WHAT IS NEEDED:
Wherever a line below holds the word "发现三角形角和边的特征", copy that line.

Items from a data source:
+++
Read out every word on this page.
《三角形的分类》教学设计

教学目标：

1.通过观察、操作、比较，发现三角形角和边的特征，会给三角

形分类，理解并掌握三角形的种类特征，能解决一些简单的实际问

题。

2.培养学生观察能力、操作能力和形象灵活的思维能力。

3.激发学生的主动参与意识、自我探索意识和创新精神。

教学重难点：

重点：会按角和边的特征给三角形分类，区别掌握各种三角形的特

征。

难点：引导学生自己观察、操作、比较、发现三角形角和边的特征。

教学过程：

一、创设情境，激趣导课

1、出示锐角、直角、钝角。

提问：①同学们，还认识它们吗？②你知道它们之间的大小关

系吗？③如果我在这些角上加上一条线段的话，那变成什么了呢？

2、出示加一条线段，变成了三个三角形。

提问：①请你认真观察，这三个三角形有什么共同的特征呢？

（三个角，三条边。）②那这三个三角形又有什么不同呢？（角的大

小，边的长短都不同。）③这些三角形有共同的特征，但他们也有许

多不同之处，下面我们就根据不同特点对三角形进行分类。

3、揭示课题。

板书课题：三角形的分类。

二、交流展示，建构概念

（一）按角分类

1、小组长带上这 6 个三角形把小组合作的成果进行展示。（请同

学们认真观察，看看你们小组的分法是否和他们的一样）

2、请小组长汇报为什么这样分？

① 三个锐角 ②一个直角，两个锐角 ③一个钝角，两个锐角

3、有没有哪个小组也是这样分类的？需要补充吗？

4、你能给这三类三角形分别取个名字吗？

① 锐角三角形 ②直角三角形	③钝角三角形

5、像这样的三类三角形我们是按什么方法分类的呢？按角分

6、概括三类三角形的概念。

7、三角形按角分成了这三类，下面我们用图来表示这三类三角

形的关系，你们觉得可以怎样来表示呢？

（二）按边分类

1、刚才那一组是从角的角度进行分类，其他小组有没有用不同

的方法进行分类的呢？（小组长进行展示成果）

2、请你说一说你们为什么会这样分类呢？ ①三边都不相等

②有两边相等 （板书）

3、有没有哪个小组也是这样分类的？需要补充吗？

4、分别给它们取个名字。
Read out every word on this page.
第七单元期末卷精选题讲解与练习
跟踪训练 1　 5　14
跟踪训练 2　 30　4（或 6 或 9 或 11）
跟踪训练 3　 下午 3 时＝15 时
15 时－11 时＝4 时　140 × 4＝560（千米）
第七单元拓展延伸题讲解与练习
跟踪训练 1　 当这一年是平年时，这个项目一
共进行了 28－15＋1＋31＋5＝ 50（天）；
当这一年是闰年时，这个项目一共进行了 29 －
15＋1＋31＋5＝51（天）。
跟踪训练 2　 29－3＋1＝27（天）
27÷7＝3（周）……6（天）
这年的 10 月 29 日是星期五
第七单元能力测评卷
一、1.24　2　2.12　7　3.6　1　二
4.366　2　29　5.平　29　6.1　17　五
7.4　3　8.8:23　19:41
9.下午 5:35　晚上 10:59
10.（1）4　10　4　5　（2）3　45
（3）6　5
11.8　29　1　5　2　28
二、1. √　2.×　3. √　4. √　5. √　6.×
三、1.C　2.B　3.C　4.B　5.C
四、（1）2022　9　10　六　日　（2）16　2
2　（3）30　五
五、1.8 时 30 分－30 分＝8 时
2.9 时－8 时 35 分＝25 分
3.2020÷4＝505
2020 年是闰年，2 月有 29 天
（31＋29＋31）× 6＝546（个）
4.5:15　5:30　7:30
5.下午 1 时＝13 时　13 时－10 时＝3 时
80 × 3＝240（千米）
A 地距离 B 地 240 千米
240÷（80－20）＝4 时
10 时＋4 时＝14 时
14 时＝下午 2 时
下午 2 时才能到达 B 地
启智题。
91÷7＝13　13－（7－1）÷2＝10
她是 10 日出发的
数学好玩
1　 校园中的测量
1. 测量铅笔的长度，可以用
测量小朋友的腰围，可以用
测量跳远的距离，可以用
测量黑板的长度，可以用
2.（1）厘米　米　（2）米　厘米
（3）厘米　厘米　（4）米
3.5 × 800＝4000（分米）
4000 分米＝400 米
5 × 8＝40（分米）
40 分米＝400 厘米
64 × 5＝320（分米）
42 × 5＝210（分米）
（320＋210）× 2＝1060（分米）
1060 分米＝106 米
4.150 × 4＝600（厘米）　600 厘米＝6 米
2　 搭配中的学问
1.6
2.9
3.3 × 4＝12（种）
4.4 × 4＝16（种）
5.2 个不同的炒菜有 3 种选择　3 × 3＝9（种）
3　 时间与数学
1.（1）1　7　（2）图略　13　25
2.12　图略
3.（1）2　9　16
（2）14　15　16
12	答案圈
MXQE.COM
+++
SOLUTION TO THIS PROBLEM:
1.通过观察、操作、比较，发现三角形角和边的特征，会给三角
难点：引导学生自己观察、操作、比较、发现三角形角和边的特征。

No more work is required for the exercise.